◆ **Exercise description**
Only lines holding the string "Snooping" are wanted; copy each one from the material.

+++++

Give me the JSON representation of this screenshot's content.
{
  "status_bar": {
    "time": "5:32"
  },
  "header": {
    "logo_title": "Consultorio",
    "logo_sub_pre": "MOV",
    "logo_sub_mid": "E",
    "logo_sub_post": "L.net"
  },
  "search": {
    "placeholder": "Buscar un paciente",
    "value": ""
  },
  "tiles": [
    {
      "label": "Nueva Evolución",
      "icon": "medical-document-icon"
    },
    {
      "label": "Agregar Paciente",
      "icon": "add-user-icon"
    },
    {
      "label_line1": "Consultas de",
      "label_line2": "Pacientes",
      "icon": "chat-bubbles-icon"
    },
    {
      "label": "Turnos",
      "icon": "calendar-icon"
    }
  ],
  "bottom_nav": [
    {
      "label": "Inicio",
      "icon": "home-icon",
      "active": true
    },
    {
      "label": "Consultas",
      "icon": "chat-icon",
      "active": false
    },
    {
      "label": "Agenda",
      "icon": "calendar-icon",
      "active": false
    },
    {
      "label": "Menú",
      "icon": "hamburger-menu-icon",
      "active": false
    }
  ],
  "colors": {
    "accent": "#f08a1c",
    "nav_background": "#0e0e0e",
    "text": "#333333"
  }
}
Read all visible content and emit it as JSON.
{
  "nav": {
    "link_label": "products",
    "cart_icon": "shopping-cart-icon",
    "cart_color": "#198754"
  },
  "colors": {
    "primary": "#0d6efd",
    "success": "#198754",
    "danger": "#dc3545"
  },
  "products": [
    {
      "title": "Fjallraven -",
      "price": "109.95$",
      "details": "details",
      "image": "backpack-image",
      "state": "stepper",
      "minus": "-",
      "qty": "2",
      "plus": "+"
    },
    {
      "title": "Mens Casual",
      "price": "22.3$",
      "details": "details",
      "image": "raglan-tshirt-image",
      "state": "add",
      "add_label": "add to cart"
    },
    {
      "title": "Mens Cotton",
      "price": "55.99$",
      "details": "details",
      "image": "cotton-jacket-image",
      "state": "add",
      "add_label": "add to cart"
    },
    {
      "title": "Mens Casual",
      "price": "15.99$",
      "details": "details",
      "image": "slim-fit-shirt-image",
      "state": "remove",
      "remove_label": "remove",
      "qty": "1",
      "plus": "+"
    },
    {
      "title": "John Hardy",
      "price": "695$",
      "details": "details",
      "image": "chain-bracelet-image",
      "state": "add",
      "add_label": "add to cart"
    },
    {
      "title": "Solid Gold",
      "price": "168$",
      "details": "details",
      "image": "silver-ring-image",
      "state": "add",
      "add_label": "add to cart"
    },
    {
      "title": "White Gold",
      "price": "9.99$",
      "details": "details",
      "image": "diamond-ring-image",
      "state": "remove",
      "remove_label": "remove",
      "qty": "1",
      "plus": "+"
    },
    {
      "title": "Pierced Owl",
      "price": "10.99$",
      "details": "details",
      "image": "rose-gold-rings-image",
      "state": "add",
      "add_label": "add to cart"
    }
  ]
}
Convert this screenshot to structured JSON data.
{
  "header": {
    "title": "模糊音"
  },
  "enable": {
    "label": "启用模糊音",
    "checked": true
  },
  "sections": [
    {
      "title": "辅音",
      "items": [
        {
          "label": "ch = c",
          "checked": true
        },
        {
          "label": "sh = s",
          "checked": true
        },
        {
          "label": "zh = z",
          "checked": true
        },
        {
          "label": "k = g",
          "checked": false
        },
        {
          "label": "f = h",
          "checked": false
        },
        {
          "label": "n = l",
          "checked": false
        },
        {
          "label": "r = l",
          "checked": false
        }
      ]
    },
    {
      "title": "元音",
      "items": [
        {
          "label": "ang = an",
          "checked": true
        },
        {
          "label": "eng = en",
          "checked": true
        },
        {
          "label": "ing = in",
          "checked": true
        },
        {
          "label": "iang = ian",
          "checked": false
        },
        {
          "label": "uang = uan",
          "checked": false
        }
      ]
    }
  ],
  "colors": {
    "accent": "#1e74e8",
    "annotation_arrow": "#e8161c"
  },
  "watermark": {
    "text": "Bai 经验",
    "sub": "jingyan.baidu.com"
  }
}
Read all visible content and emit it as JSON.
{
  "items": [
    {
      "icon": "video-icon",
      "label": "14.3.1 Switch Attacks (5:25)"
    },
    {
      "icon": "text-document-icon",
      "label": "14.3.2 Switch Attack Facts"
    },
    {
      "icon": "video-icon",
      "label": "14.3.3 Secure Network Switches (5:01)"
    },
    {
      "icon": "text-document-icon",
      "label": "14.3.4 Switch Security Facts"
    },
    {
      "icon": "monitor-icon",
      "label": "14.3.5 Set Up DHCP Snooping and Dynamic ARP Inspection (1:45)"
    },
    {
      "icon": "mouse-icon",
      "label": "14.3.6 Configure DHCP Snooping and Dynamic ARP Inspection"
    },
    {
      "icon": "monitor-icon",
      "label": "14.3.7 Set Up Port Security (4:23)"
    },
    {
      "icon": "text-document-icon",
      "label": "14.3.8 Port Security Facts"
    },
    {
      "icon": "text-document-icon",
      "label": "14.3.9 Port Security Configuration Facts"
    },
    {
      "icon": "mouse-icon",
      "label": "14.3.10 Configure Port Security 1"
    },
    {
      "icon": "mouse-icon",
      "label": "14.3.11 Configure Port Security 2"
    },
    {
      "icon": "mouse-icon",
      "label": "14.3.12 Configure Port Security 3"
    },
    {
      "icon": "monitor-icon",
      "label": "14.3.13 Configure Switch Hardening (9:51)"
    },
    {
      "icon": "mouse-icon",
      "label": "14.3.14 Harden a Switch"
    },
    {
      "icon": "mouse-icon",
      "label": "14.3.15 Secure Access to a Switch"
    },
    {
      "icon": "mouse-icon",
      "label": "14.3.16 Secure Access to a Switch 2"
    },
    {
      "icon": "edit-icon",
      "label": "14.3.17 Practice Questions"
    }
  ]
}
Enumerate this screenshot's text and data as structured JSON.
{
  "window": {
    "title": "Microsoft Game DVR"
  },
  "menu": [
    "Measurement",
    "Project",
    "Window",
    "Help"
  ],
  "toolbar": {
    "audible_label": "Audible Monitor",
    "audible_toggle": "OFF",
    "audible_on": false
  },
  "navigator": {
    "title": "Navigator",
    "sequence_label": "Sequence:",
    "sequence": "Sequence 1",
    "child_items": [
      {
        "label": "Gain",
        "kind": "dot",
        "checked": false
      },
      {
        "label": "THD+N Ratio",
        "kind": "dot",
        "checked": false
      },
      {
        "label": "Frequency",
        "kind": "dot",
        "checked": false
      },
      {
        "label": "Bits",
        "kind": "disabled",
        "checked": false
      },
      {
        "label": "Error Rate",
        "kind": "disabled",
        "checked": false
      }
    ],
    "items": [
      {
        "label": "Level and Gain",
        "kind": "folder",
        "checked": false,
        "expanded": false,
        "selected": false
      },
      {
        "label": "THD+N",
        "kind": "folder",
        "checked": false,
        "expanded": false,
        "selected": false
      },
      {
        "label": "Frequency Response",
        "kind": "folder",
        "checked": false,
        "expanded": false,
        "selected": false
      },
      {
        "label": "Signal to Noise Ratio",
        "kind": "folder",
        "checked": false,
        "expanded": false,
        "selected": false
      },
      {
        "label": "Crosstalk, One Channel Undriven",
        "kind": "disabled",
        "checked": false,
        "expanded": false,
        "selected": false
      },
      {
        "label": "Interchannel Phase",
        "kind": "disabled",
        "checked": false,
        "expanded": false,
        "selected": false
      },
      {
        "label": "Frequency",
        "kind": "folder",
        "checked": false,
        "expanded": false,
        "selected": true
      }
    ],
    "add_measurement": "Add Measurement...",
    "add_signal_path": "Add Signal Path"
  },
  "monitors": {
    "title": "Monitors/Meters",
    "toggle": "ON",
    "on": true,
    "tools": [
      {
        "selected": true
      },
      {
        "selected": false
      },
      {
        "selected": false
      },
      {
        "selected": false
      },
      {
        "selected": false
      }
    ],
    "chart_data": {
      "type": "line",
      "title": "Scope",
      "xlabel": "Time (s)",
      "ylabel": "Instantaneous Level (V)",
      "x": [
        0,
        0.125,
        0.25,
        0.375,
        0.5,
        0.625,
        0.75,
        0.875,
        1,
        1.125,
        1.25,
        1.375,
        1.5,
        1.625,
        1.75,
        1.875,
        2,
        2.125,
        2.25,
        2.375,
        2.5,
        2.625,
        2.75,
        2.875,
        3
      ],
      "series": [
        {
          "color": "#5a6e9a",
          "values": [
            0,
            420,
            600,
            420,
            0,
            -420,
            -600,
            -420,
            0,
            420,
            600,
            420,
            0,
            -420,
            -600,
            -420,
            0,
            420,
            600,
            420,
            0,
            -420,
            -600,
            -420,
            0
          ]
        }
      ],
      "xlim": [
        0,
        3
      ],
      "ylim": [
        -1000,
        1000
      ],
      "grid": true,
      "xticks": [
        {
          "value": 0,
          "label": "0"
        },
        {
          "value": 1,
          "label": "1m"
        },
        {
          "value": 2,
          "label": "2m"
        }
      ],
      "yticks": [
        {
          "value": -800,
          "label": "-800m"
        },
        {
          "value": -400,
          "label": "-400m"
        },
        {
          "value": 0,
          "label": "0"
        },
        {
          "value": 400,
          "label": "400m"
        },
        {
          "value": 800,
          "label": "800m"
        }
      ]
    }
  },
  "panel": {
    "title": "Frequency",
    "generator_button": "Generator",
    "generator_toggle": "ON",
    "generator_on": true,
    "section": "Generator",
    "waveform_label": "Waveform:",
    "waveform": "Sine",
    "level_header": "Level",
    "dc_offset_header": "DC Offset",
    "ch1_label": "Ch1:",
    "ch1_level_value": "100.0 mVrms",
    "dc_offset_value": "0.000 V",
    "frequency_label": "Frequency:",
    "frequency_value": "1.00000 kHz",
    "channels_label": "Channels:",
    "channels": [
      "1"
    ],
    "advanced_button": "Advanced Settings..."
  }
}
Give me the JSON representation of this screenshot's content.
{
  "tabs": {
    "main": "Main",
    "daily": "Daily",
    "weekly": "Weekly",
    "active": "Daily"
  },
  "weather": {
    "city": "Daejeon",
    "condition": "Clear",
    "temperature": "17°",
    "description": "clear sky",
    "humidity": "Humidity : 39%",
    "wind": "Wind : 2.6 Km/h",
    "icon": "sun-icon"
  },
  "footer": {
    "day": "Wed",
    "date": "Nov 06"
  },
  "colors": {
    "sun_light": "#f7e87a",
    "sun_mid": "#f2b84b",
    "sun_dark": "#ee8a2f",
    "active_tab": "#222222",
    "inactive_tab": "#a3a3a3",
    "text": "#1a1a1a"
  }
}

+++++

◆ **Exercise output**
      "label": "14.3.5 Set Up DHCP Snooping and Dynamic ARP Inspection (1:45)"
      "label": "14.3.6 Configure DHCP Snooping and Dynamic ARP Inspection"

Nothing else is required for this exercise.